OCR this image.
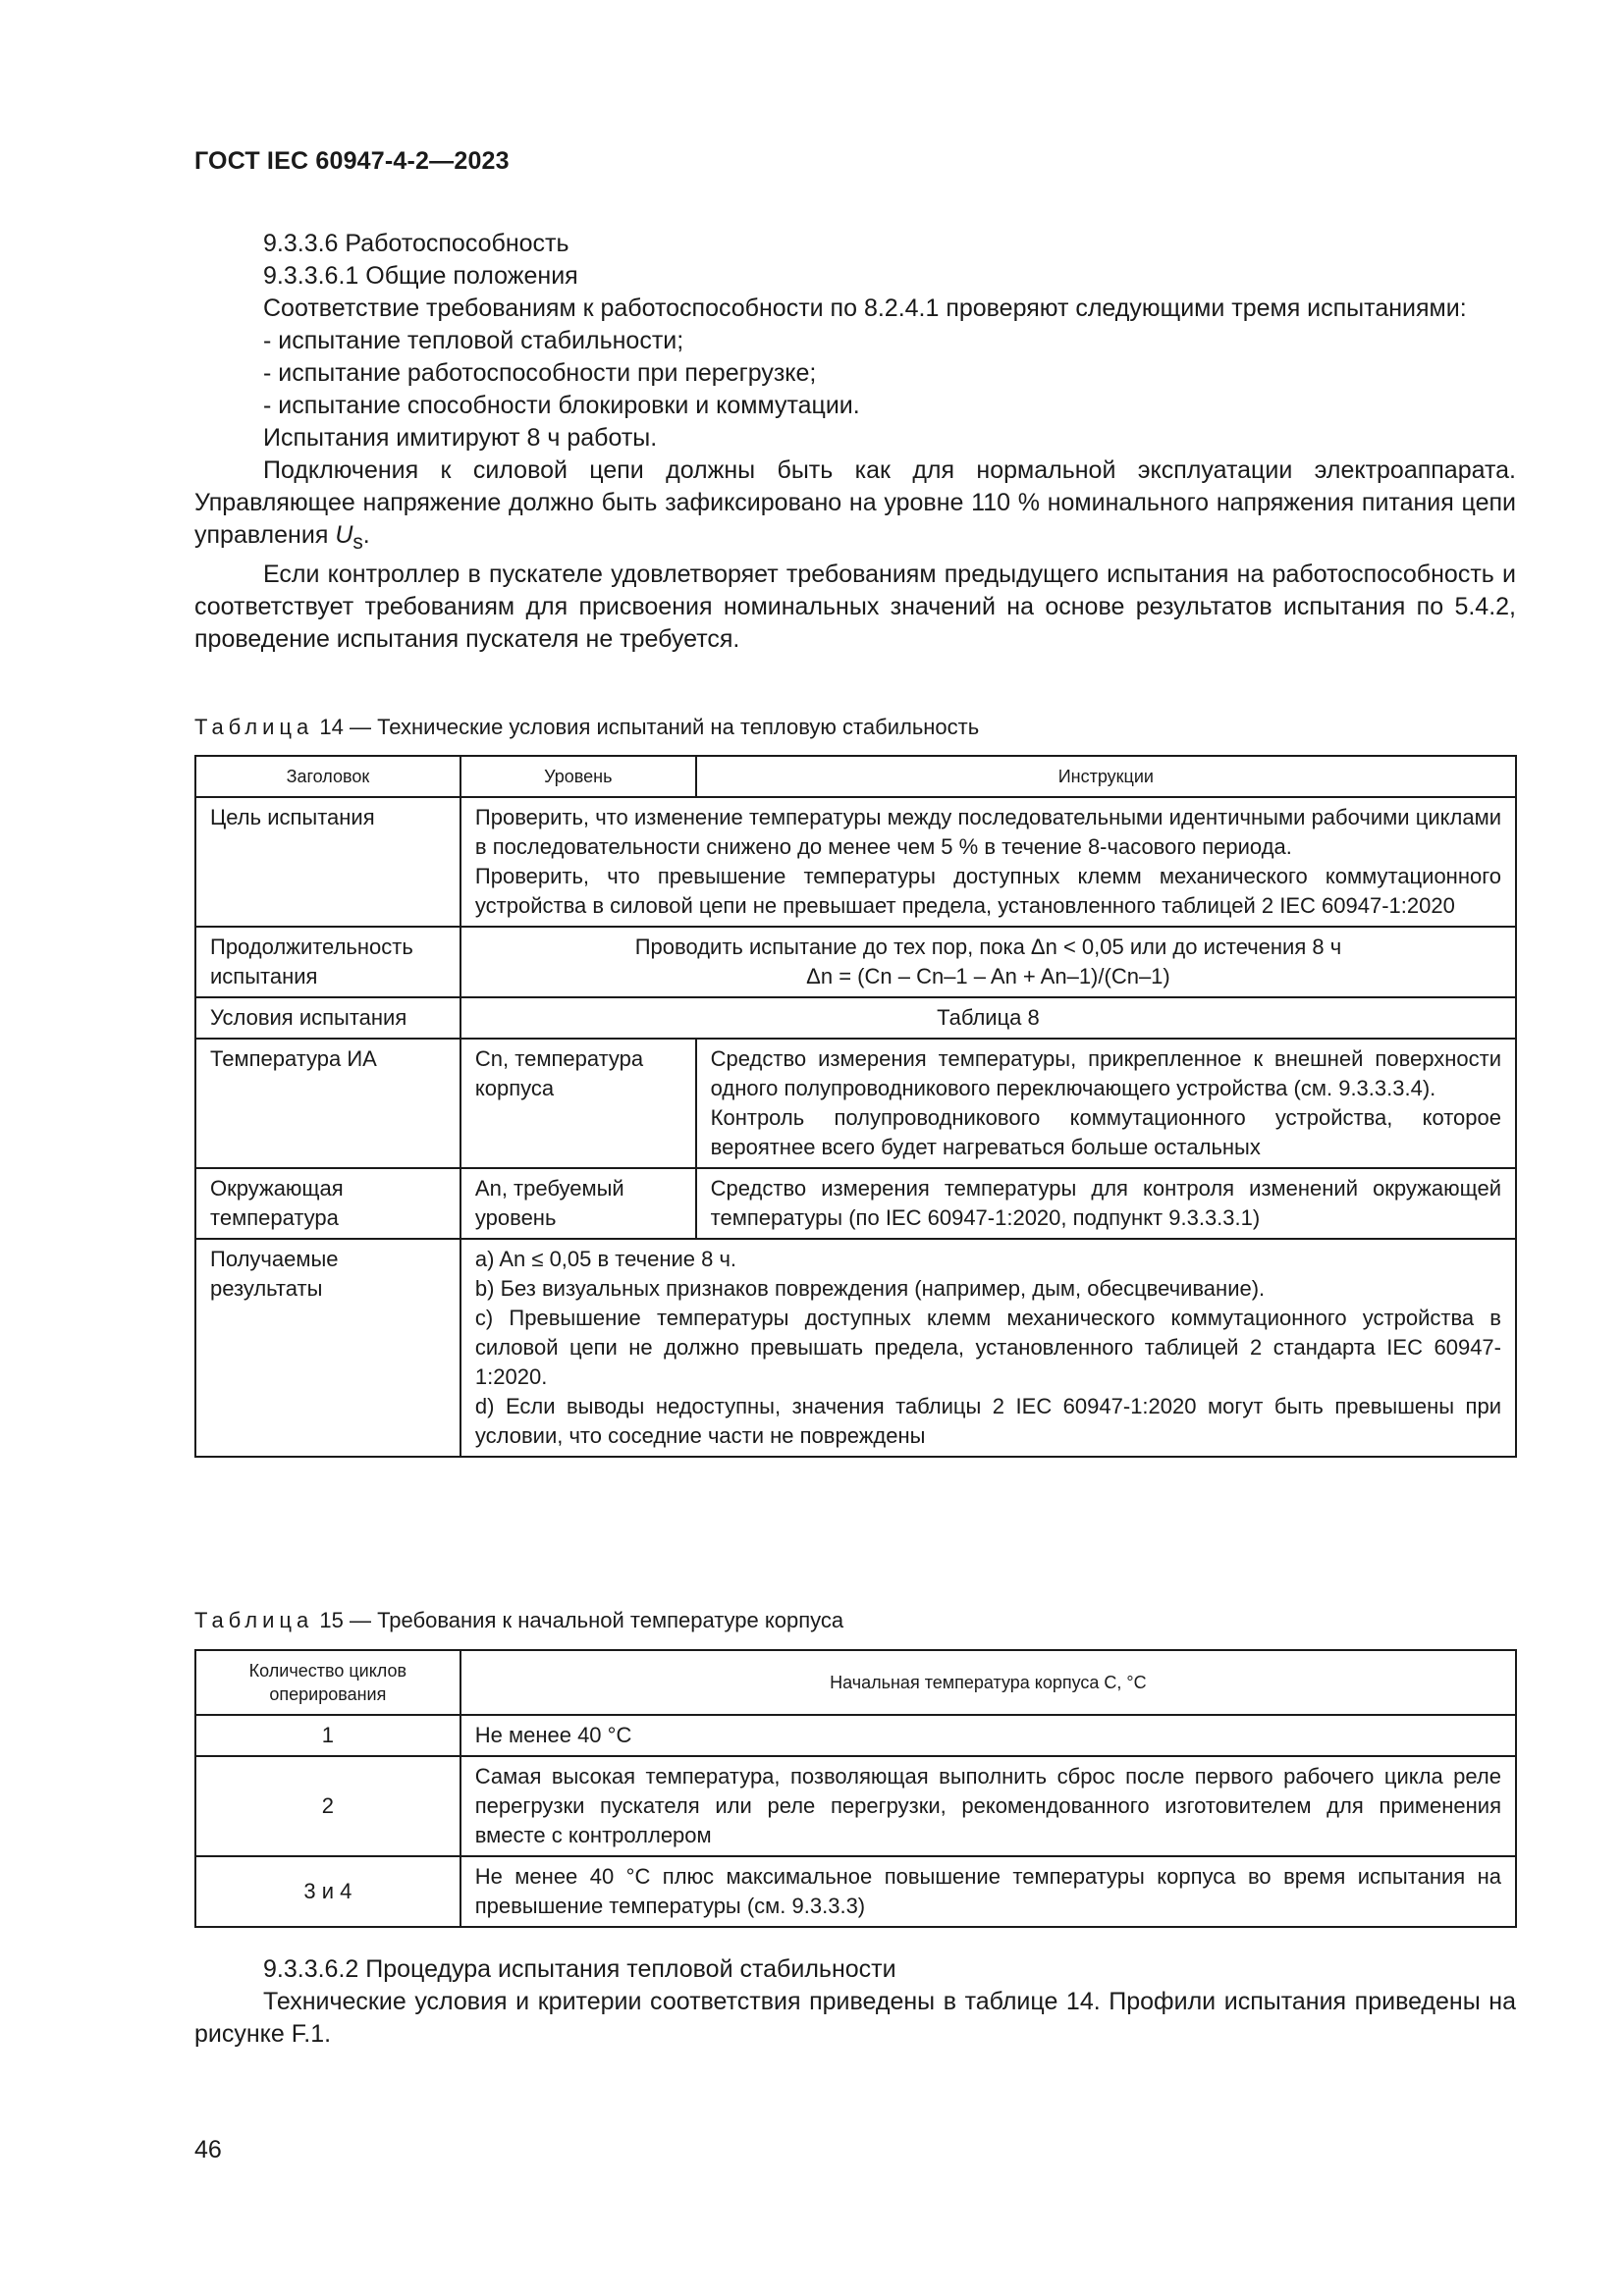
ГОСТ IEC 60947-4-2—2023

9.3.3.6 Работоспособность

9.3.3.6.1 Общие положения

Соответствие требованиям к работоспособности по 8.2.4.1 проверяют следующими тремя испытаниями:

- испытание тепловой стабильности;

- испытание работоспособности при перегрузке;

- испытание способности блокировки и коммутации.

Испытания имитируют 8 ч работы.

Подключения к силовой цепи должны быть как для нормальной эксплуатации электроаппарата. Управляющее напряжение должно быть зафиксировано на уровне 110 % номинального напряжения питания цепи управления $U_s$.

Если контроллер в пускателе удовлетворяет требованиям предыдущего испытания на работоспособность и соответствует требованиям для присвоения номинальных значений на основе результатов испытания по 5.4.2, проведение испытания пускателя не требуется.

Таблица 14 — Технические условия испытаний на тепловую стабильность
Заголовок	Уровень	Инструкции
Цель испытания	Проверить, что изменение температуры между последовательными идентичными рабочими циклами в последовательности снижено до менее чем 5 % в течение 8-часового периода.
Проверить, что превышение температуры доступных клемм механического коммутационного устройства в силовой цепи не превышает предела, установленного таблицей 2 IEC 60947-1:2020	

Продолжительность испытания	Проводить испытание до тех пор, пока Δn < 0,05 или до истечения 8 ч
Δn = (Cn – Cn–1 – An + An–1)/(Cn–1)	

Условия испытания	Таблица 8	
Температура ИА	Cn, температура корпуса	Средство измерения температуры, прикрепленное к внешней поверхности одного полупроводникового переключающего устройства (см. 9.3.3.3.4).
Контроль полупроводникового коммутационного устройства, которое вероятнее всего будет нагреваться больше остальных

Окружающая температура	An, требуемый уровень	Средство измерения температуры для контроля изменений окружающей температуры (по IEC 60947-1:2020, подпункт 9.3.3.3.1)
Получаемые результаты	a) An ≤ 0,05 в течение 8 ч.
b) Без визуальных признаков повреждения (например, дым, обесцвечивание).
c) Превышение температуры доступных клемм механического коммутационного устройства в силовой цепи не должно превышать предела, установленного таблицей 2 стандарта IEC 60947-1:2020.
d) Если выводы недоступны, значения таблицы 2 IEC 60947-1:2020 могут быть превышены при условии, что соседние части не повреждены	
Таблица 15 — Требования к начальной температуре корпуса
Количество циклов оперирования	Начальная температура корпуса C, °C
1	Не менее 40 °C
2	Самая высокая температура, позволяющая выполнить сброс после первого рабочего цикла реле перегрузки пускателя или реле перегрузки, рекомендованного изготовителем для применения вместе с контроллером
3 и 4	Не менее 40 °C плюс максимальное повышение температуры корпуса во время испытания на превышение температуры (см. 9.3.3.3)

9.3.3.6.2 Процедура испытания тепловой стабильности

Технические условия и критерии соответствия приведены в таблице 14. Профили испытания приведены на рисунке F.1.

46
* * *
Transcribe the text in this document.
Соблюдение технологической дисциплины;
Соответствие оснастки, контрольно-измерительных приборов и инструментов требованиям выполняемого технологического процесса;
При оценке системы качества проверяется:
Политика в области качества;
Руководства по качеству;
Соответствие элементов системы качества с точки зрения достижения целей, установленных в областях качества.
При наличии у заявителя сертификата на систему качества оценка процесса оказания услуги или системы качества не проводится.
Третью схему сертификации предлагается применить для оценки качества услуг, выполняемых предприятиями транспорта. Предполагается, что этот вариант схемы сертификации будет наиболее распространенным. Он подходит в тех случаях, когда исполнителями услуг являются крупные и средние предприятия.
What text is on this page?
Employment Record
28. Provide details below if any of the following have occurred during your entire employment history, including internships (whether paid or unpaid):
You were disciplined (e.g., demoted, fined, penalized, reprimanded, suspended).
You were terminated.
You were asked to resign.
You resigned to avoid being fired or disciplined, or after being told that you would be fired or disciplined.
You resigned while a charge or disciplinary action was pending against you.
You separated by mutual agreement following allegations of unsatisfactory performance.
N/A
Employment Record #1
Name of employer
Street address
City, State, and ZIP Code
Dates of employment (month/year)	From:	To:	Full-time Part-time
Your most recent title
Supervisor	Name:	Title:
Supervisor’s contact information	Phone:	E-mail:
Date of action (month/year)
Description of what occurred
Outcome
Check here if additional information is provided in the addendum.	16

> **Exercise directions**
Copy each line of the records above that carries the word "occurred".

> **Answer to the problem**
28. Provide details below if any of the following have occurred during your entire employment history, including internships (whether paid or unpaid):
Description of what occurred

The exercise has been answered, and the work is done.